The rest is marked up by areas A and B, which are predominantly under Palestinian control. There has been no formal Israeli annexation. Palestinian self-rule is fragmented and limited. We know in terms of the history of the different aspects of the term occupation, we know that the state of Israel and the Ministry of Foreign Affairs says that Israel’s presence in the territory is often incorrectly referred to as an occupation.
UN resolution 242, however, says the following: It says that there should be a withdrawal of Israeli armed forces from territories occupied in the recent conflict. And then it says, termination of all claims or states of belligerency and respect for and acknowledgement of the sovereignty, territorial integrity and political independence of every state in the area and their right to live in peace with insecure recognized boundaries free from threats or acts of force.
****************************************
*What to do*
A - Decide whether each statement agrees with the excerpt on UN resolution 242, answering yes or no and quoting the deciding words: (i) Israel has formally annexed the territory; (ii) Palestinian self-rule is fragmented and limited; (iii) UN resolution 242 calls for a withdrawal of Israeli armed forces.
B - Transcribe the stretch of the excerpt on UN resolution 242 from "The rest is" through "acts of force.".
C - Go on with the excerpt on UN resolution 242, picking up after its final sentence.

*Dataset section*
****************************************
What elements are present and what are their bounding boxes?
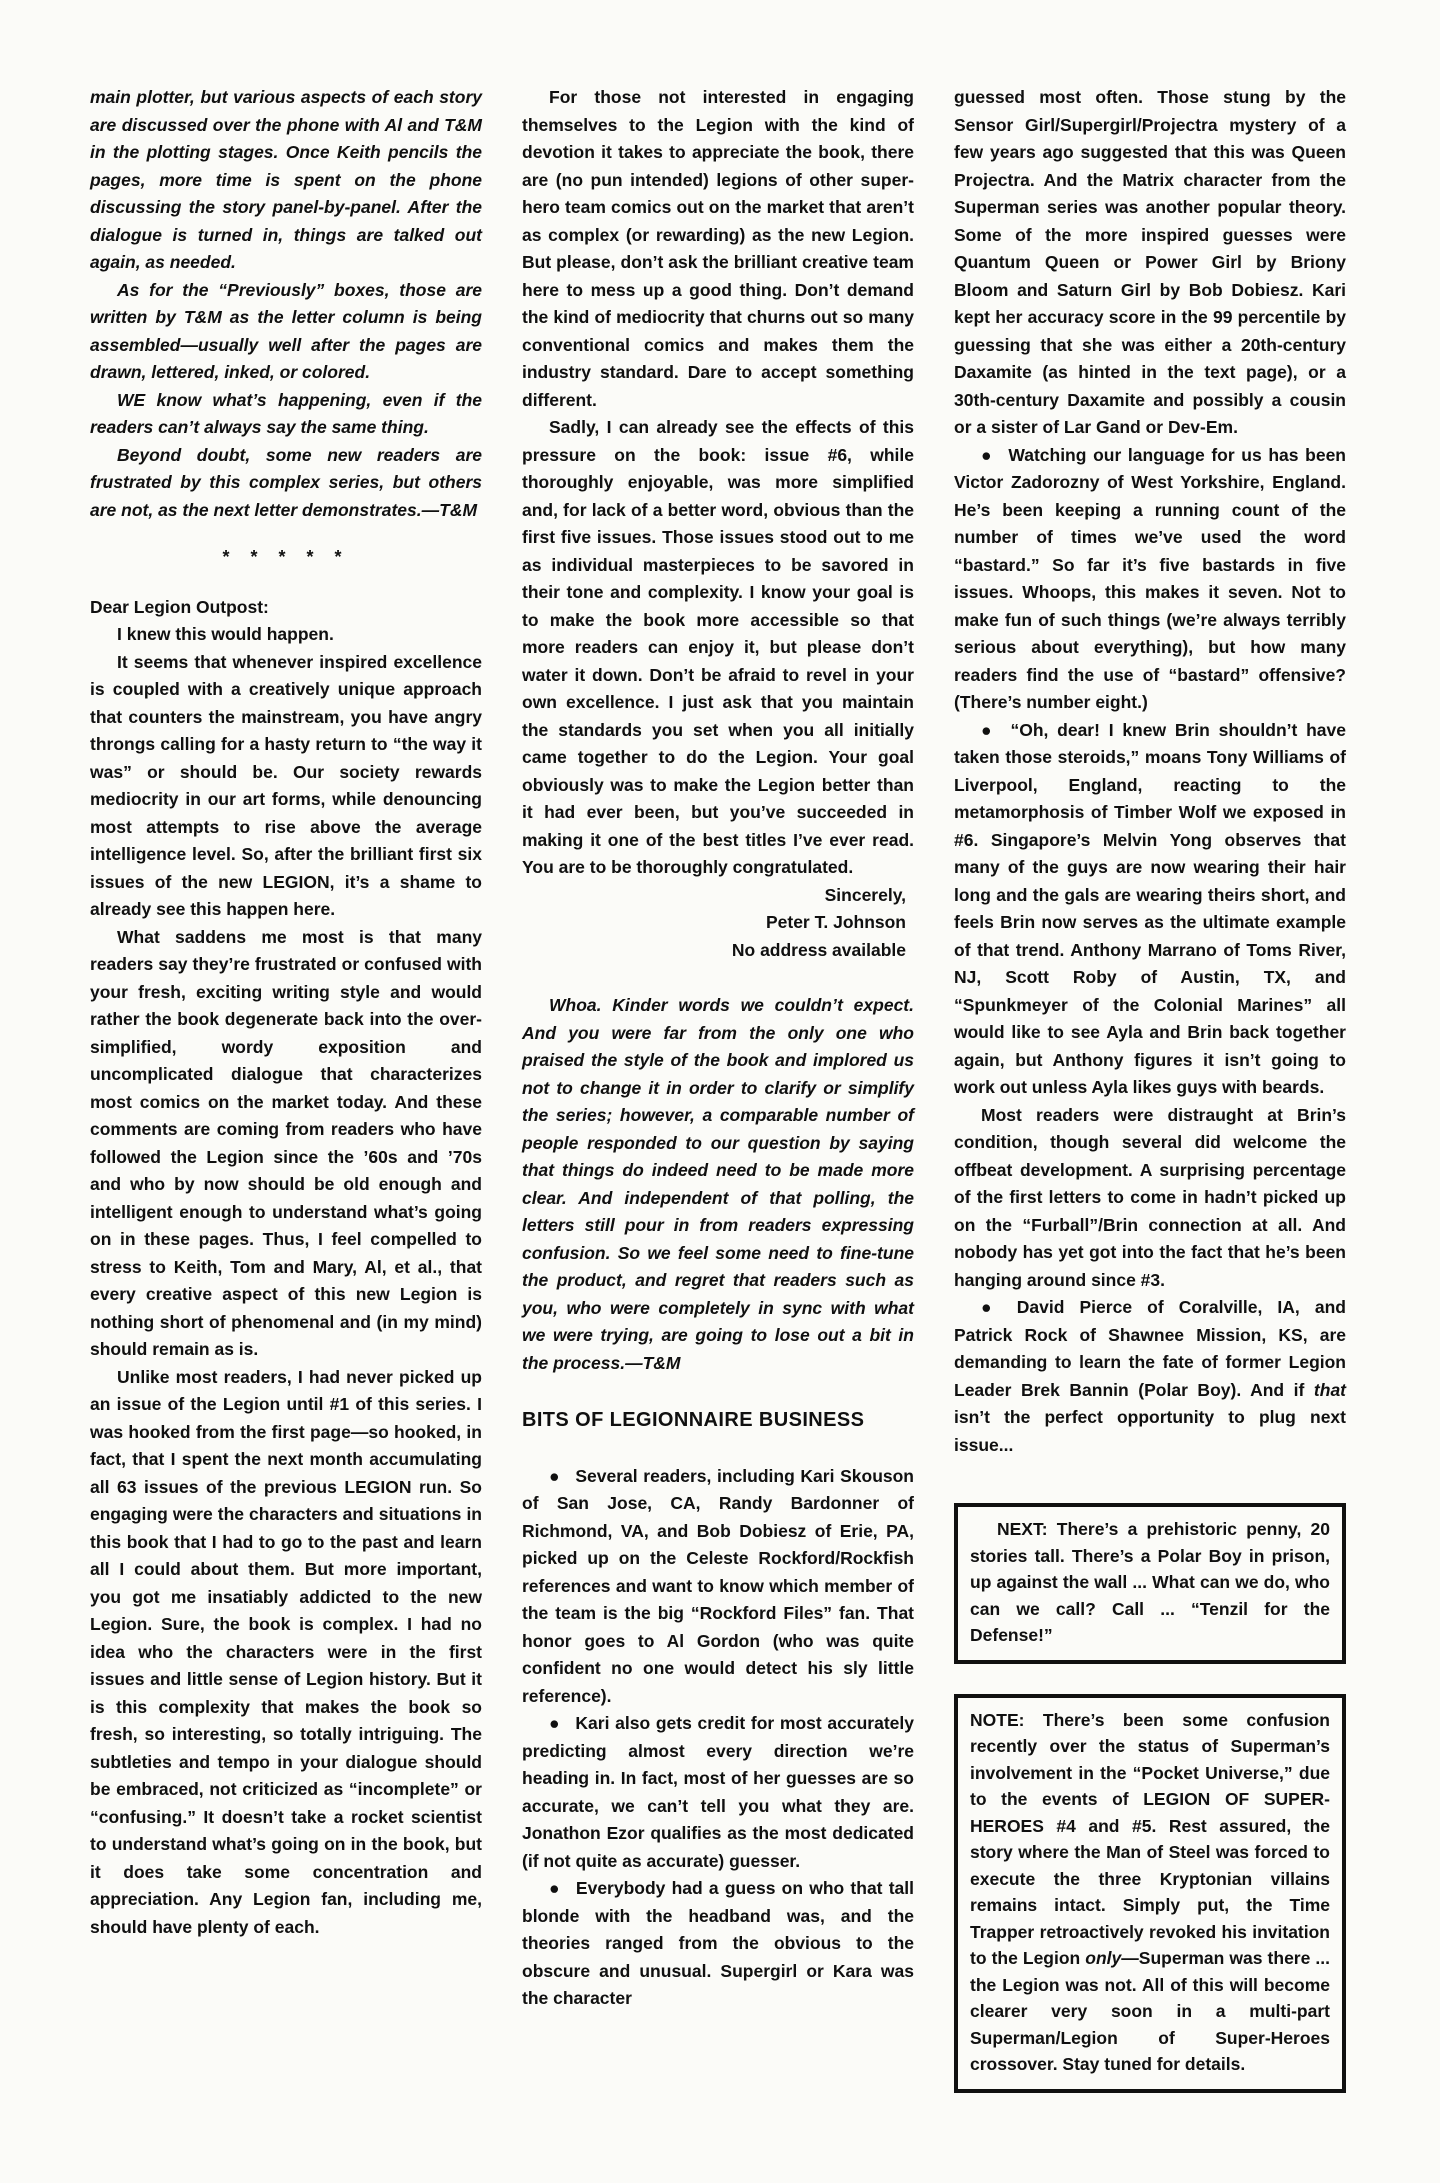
****************************************
*Exercise results*
A -
(i) No: "There has been no formal Israeli annexation."
(ii) Yes: "Palestinian self-rule is fragmented and limited."
(iii) Yes: "there should be a withdrawal of Israeli armed forces from territories occupied in the recent conflict"

B -
The rest is marked up by areas A and B, which are predominantly under Palestinian control. There has been no formal Israeli annexation. Palestinian self-rule is fragmented and limited. We know in terms of the history of the different aspects of the term occupation, we know that the state of Israel and the Ministry of Foreign Affairs says that Israel’s presence in the territory is often incorrectly referred to as an occupation.
UN resolution 242, however, says the following: It says that there should be a withdrawal of Israeli armed forces from territories occupied in the recent conflict. And then it says, termination of all claims or states of belligerency and respect for and acknowledgement of the sovereignty, territorial integrity and political independence of every state in the area and their right to live in peace with insecure recognized boundaries free from threats or acts of force.

C -
We also know about the fourth Geneva Convention in 1949, which states the following: Article 2: In addition to the provisions which shall be implemented in peacetime, the present convention shall apply to all cases of declared war or of any other armed conflict which may arise between two or more of the high contracting parties, even if the state of war is not recognized by one of them. The convention shall also apply to all cases of partial or total occupation of the territory of a high contracting party, even if the said occupation meets with no armed resistance.
What I find really interesting is that you just said that maybe we need a different term besides occupation. When I think of my own memory of being in Jerusalem as a kid and I would go near the Prima Kings Hotel, I don’t know if you remember this, but there were all these protests that said die l’kivush, end the occupation. And I remember thinking that kivush, occupation, conquering, it’s a horrific term. I don’t like using that term at all, at all, at all.
And then just recently, just last week, Bezalel Smotrich, the finance minister of the Israeli government said, maybe we should start using the term occupation. Maybe it’s okay to just have the term occupation utilized. And I was just like, wow, just think about how different that is in the mid nineties when I was growing up and I would go to Israel in the summers and I would see, you know, this term and be horrified by it. And then seeing, Bezalel Smotrich say, you know what, maybe we should embrace the term.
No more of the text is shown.